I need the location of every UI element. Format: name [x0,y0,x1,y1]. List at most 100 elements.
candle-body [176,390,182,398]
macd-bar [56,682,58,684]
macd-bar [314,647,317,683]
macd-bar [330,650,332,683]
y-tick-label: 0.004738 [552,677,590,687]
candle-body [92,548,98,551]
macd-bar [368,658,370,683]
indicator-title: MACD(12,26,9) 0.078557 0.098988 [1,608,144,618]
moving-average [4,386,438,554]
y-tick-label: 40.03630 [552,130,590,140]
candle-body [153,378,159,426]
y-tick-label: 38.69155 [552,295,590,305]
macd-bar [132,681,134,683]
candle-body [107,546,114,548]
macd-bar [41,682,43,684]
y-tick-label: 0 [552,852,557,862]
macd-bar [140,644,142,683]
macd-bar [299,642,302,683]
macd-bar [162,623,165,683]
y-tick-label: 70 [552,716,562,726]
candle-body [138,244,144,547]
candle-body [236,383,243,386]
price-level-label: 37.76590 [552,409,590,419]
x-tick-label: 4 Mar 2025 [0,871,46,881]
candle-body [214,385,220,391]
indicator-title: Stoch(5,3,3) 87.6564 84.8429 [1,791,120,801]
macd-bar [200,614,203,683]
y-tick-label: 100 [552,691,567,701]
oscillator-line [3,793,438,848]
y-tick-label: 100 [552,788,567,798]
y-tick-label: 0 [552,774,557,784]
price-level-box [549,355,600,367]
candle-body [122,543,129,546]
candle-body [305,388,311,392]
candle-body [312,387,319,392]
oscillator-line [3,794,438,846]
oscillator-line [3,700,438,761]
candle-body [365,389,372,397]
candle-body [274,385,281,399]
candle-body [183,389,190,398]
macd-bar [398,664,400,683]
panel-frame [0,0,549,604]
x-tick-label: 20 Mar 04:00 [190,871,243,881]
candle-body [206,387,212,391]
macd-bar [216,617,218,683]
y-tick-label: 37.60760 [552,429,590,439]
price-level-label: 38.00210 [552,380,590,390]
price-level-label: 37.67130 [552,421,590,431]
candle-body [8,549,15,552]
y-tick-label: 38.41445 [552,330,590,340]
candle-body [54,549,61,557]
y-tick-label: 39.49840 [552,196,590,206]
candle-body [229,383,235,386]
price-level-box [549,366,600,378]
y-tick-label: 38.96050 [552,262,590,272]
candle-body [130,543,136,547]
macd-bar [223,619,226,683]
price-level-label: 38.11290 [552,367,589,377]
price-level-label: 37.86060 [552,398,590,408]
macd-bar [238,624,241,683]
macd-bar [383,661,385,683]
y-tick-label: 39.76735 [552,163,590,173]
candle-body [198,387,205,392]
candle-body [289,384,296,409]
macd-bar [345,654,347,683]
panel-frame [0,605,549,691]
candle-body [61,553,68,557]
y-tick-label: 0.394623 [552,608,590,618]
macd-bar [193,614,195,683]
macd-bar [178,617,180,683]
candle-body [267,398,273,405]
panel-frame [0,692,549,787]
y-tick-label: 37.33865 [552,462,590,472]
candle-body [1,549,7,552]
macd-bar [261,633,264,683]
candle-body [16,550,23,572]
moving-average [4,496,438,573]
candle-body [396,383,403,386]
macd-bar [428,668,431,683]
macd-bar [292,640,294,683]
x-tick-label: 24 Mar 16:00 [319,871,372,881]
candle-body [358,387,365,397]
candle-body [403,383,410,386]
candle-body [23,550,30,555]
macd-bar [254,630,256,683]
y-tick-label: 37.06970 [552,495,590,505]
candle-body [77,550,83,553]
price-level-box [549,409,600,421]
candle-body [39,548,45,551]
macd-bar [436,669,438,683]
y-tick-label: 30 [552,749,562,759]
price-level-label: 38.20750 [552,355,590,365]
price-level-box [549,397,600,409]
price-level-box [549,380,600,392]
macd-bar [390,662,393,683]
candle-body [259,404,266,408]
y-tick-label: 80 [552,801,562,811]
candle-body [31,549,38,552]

^^^^

# [Written task]
Edit the entries above so that each "candle-body" becomes "candlestick-body", keeping every other detail the same.

# [The reply]
I need the location of every UI element. Format: name [x0,y0,x1,y1]. List at most 100 elements.
candlestick-body [176,390,182,398]
macd-bar [56,682,58,684]
macd-bar [314,647,317,683]
macd-bar [330,650,332,683]
y-tick-label: 0.004738 [552,677,590,687]
candlestick-body [92,548,98,551]
macd-bar [368,658,370,683]
indicator-title: MACD(12,26,9) 0.078557 0.098988 [1,608,144,618]
moving-average [4,386,438,554]
y-tick-label: 40.03630 [552,130,590,140]
candlestick-body [153,378,159,426]
y-tick-label: 38.69155 [552,295,590,305]
macd-bar [132,681,134,683]
candlestick-body [107,546,114,548]
macd-bar [41,682,43,684]
y-tick-label: 0 [552,852,557,862]
macd-bar [140,644,142,683]
macd-bar [299,642,302,683]
macd-bar [162,623,165,683]
y-tick-label: 70 [552,716,562,726]
candlestick-body [138,244,144,547]
candlestick-body [236,383,243,386]
price-level-label: 37.76590 [552,409,590,419]
x-tick-label: 4 Mar 2025 [0,871,46,881]
candlestick-body [214,385,220,391]
indicator-title: Stoch(5,3,3) 87.6564 84.8429 [1,791,120,801]
macd-bar [200,614,203,683]
y-tick-label: 100 [552,691,567,701]
oscillator-line [3,793,438,848]
y-tick-label: 100 [552,788,567,798]
y-tick-label: 0 [552,774,557,784]
price-level-box [549,355,600,367]
candlestick-body [122,543,129,546]
candlestick-body [305,388,311,392]
candlestick-body [312,387,319,392]
oscillator-line [3,794,438,846]
oscillator-line [3,700,438,761]
candlestick-body [365,389,372,397]
candlestick-body [274,385,281,399]
candlestick-body [183,389,190,398]
macd-bar [398,664,400,683]
panel-frame [0,0,549,604]
x-tick-label: 20 Mar 04:00 [190,871,243,881]
candlestick-body [206,387,212,391]
macd-bar [216,617,218,683]
y-tick-label: 37.60760 [552,429,590,439]
price-level-label: 38.00210 [552,380,590,390]
price-level-label: 37.67130 [552,421,590,431]
candlestick-body [8,549,15,552]
y-tick-label: 38.41445 [552,330,590,340]
candlestick-body [54,549,61,557]
y-tick-label: 39.49840 [552,196,590,206]
candlestick-body [229,383,235,386]
price-level-box [549,366,600,378]
y-tick-label: 38.96050 [552,262,590,272]
candlestick-body [130,543,136,547]
macd-bar [223,619,226,683]
price-level-label: 38.11290 [552,367,589,377]
price-level-label: 37.86060 [552,398,590,408]
macd-bar [238,624,241,683]
macd-bar [383,661,385,683]
y-tick-label: 39.76735 [552,163,590,173]
candlestick-body [198,387,205,392]
candlestick-body [289,384,296,409]
macd-bar [345,654,347,683]
panel-frame [0,605,549,691]
candlestick-body [61,553,68,557]
y-tick-label: 0.394623 [552,608,590,618]
macd-bar [193,614,195,683]
macd-bar [178,617,180,683]
candlestick-body [267,398,273,405]
panel-frame [0,692,549,787]
y-tick-label: 37.33865 [552,462,590,472]
candlestick-body [1,549,7,552]
macd-bar [261,633,264,683]
candlestick-body [16,550,23,572]
moving-average [4,496,438,573]
candlestick-body [396,383,403,386]
macd-bar [428,668,431,683]
macd-bar [292,640,294,683]
x-tick-label: 24 Mar 16:00 [319,871,372,881]
candlestick-body [358,387,365,397]
candlestick-body [403,383,410,386]
candlestick-body [23,550,30,555]
macd-bar [254,630,256,683]
y-tick-label: 37.06970 [552,495,590,505]
candlestick-body [77,550,83,553]
price-level-box [549,409,600,421]
candlestick-body [39,548,45,551]
macd-bar [436,669,438,683]
y-tick-label: 30 [552,749,562,759]
price-level-label: 38.20750 [552,355,590,365]
price-level-box [549,397,600,409]
price-level-box [549,380,600,392]
macd-bar [390,662,393,683]
candlestick-body [259,404,266,408]
y-tick-label: 80 [552,801,562,811]
candlestick-body [31,549,38,552]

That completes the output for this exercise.